**What you need to do:** Extract all lines in the data that contain the word "JSON".

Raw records
* * * * *
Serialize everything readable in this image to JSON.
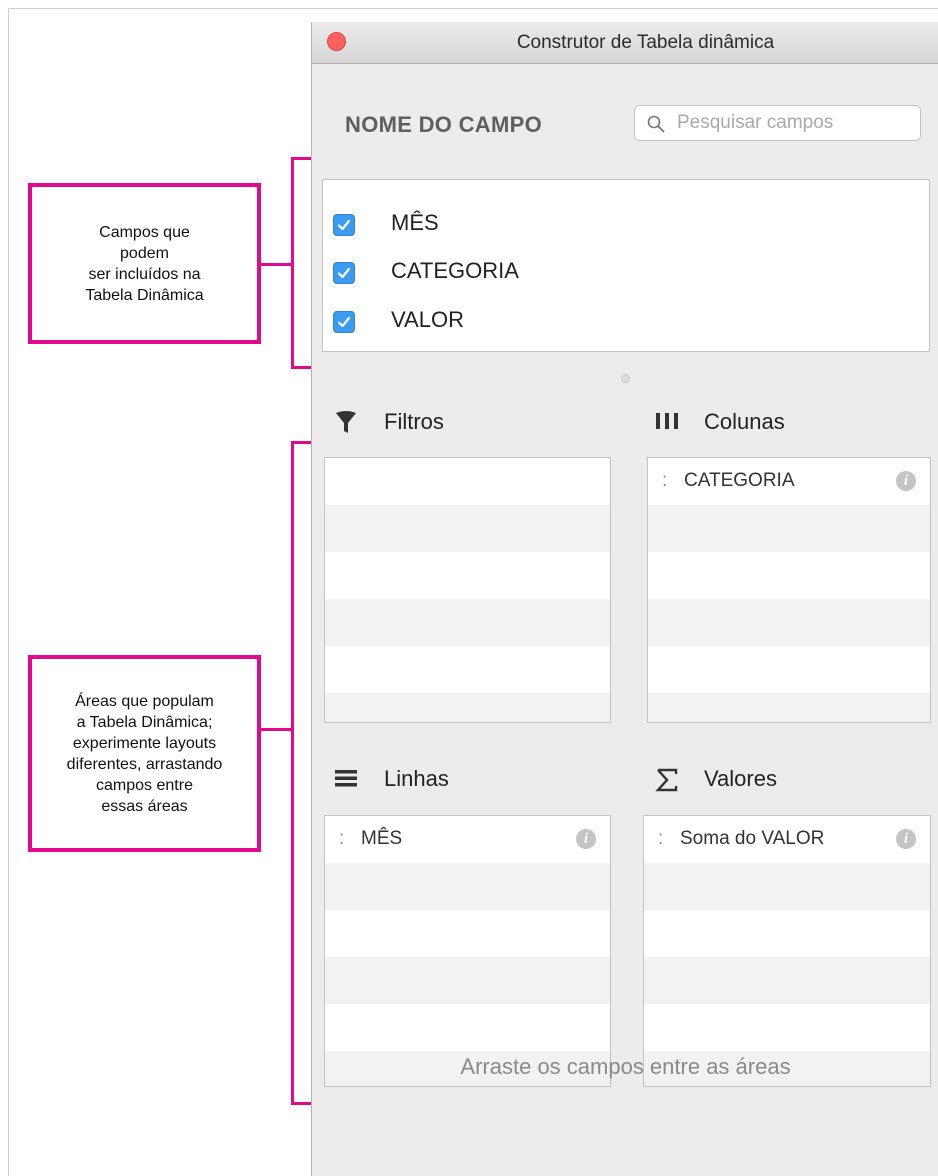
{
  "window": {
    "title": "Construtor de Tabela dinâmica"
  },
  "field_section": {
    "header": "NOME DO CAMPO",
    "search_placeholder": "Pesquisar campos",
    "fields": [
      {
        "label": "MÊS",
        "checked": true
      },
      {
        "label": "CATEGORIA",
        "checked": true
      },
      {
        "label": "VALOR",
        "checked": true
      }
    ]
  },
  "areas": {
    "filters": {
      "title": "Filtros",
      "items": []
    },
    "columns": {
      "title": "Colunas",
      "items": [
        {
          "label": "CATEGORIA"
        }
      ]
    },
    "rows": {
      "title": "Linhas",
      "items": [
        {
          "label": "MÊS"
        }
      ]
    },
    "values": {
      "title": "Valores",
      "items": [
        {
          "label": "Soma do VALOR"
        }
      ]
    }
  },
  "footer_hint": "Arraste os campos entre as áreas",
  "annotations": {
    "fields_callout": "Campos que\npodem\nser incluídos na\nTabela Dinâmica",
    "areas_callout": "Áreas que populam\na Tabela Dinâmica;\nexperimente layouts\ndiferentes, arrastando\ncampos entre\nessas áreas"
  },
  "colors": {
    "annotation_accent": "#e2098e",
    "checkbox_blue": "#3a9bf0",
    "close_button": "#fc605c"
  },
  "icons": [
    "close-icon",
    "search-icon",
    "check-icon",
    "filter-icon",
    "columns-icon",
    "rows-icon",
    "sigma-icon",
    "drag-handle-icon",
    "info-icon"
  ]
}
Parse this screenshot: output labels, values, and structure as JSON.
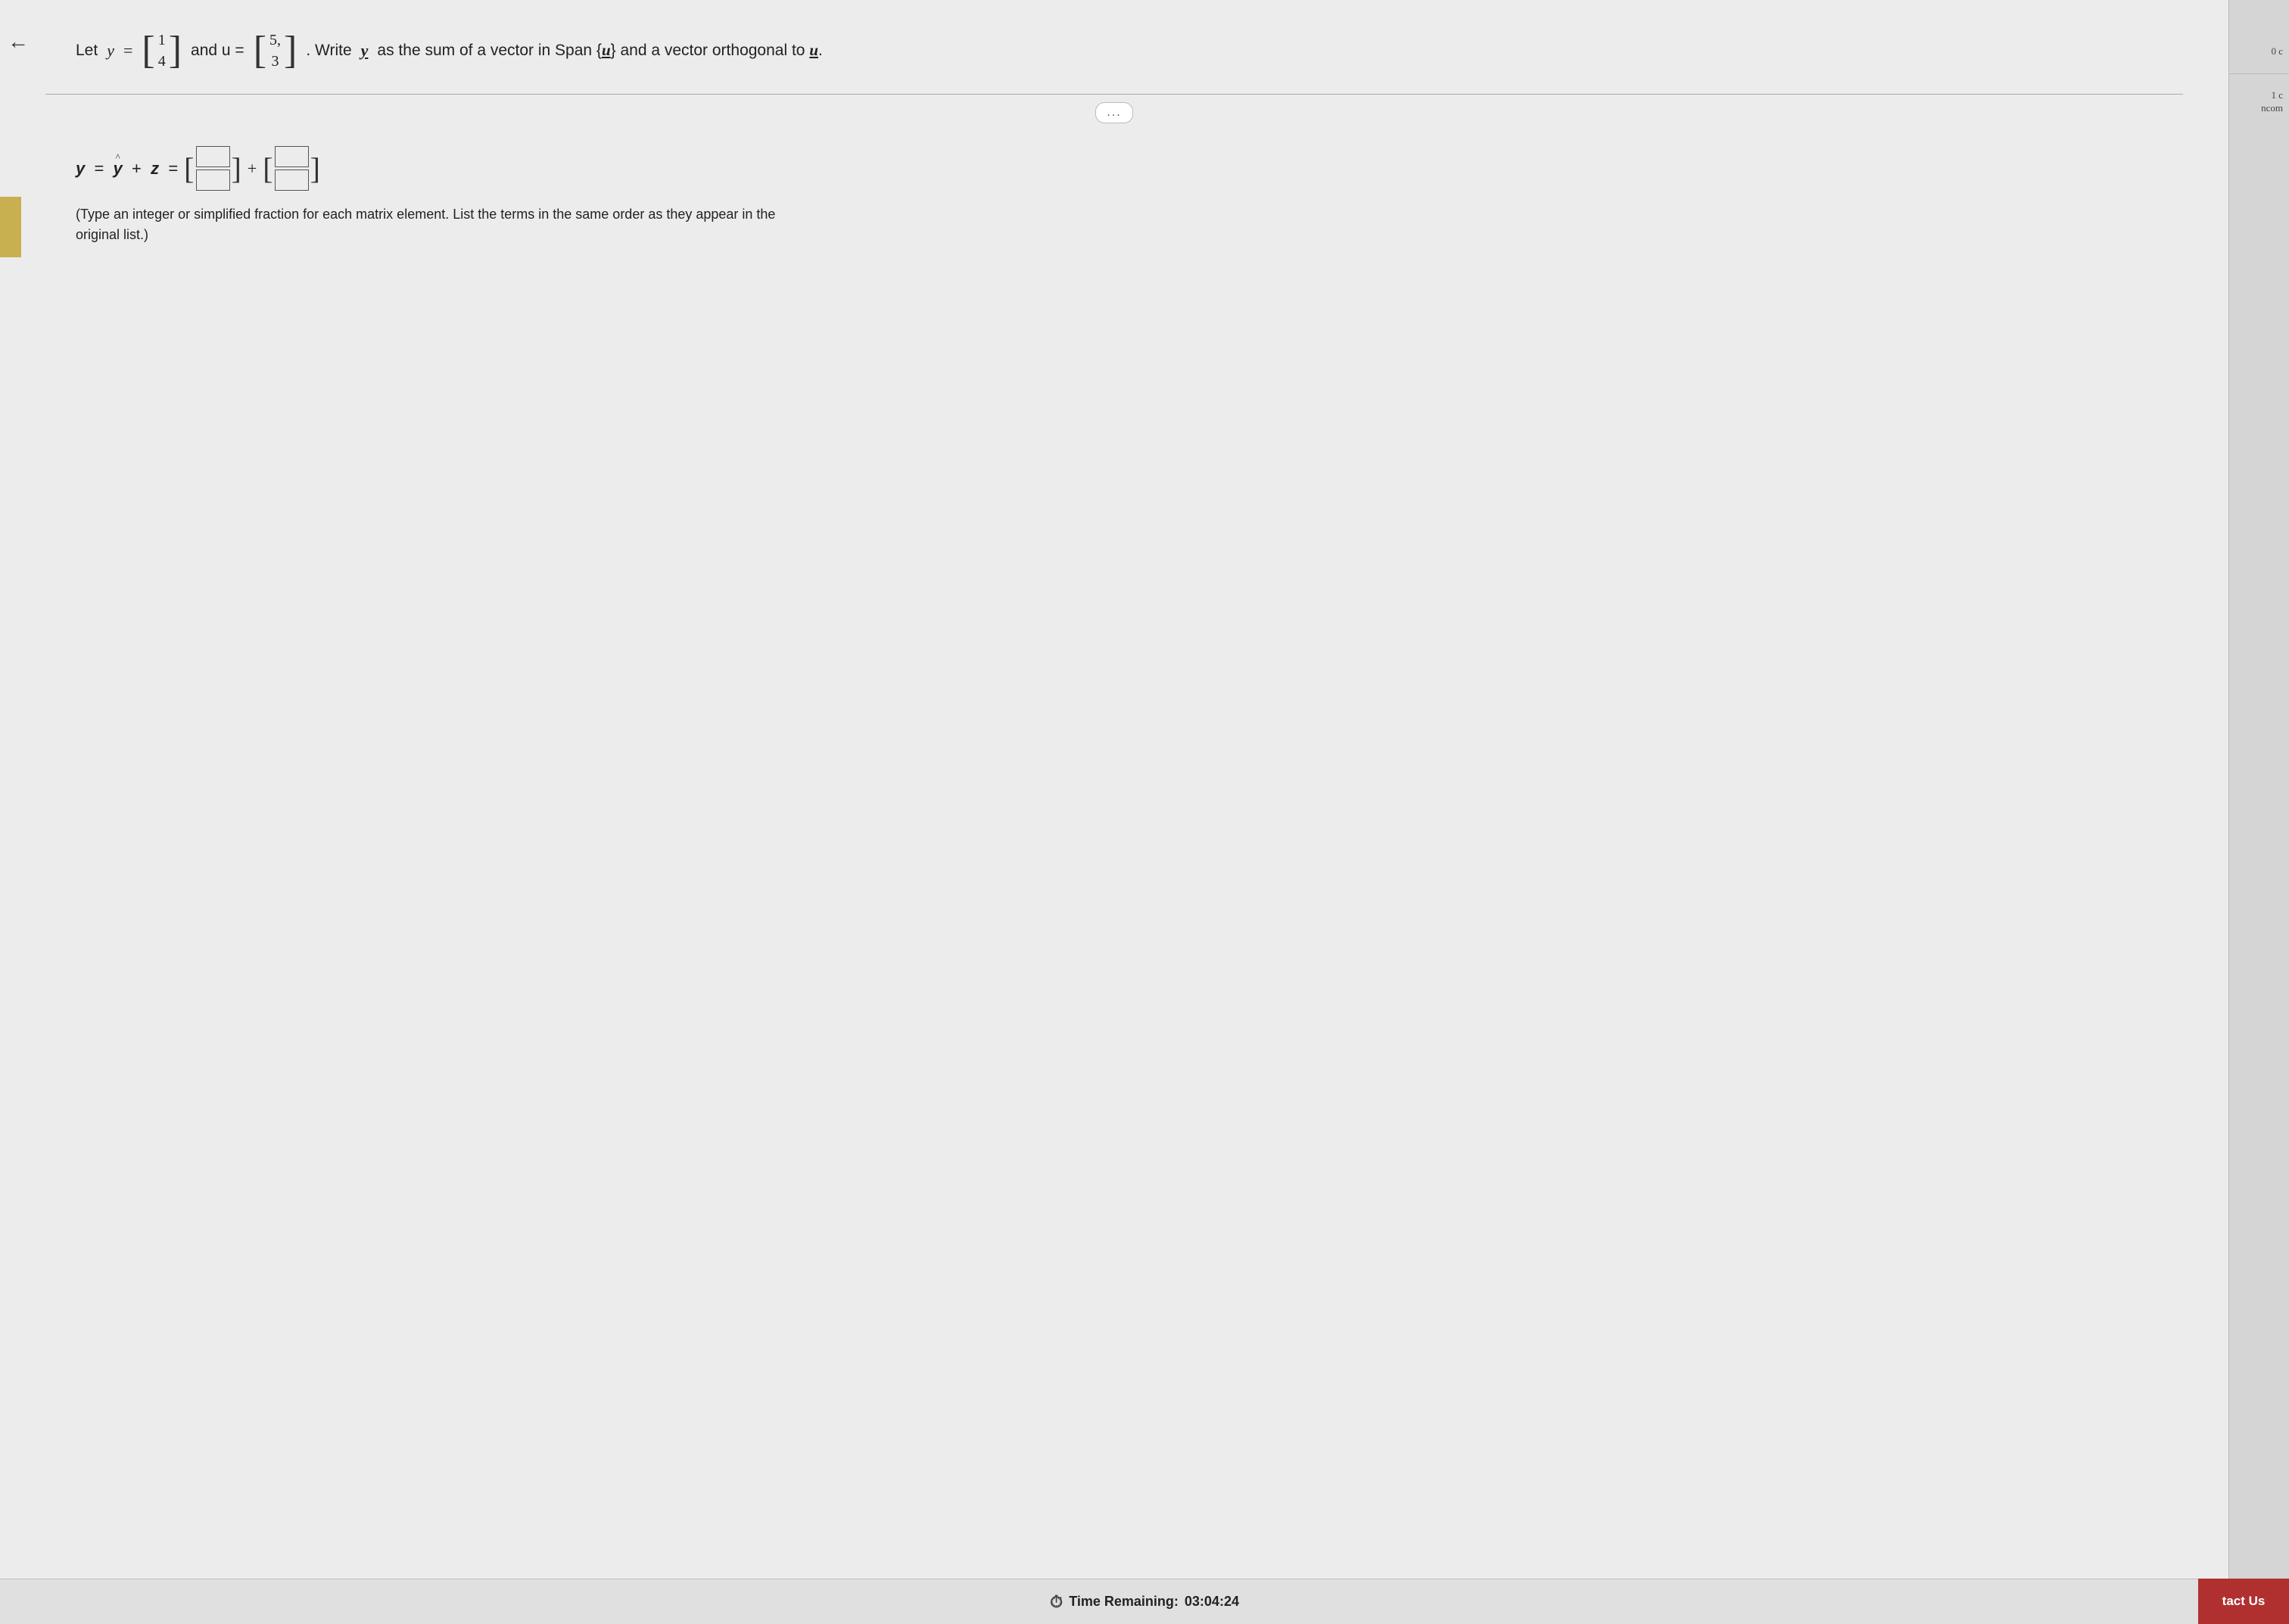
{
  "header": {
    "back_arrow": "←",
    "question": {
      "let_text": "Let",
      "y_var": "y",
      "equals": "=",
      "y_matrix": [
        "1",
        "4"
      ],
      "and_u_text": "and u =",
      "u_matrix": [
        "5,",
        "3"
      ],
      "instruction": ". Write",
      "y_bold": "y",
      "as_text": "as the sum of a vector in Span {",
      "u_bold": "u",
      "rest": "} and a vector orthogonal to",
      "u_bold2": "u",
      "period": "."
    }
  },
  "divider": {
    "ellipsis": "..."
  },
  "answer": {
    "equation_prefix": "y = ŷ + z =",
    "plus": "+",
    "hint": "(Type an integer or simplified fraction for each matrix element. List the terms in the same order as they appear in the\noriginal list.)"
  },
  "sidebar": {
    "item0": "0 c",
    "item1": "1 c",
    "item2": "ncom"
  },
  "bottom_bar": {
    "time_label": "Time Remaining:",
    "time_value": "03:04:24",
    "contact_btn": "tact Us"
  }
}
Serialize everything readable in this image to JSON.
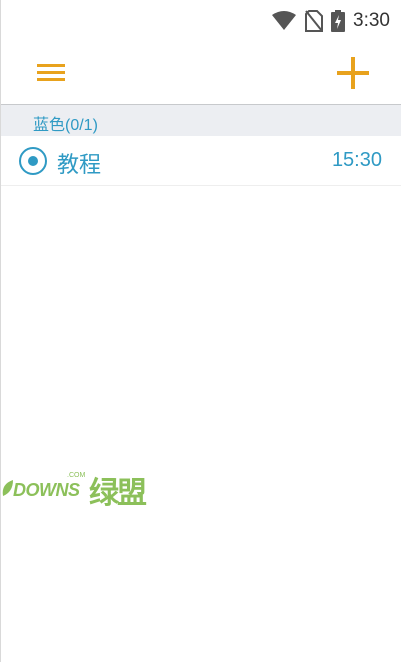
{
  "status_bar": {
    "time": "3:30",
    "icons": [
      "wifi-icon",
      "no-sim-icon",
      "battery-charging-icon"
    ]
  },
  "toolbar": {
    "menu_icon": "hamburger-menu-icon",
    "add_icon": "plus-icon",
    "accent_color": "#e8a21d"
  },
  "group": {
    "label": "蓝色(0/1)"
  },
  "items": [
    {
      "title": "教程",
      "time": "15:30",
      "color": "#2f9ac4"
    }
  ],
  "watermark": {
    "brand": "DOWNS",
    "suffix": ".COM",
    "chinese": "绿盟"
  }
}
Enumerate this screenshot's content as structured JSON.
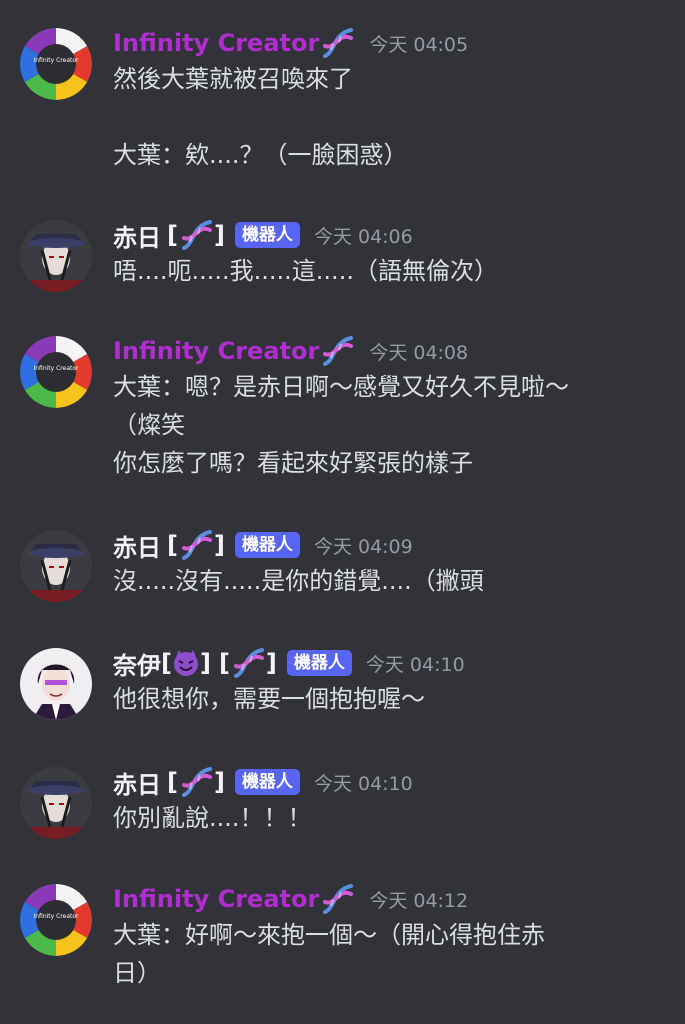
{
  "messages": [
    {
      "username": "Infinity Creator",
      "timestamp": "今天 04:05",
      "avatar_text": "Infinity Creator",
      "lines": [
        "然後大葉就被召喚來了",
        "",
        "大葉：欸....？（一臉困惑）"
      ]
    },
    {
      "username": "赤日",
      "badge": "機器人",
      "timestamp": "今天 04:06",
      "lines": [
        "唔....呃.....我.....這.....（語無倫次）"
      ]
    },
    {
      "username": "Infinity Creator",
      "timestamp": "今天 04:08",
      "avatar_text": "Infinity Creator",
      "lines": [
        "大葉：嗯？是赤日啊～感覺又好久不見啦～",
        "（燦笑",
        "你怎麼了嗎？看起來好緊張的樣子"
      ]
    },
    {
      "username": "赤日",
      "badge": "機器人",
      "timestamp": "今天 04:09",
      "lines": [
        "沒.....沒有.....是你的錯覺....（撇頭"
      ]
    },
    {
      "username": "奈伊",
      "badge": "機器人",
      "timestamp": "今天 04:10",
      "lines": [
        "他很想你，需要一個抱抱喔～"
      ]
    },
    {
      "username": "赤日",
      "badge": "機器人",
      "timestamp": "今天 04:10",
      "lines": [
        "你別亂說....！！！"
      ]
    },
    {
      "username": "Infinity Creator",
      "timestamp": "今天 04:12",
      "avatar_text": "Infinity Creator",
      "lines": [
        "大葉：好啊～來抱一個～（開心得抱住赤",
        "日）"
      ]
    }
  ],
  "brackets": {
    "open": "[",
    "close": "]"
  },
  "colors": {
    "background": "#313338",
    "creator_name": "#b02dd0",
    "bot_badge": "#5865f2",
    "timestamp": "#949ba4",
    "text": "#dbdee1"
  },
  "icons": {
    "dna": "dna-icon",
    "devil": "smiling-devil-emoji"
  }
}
* * * * *
**Task output:**
Serialize everything readable in this image to JSON.
Parse this screenshot: output labels, values, and structure as JSON.
Serialize everything readable in this image to JSON.
Enumerate this screenshot's content as structured JSON.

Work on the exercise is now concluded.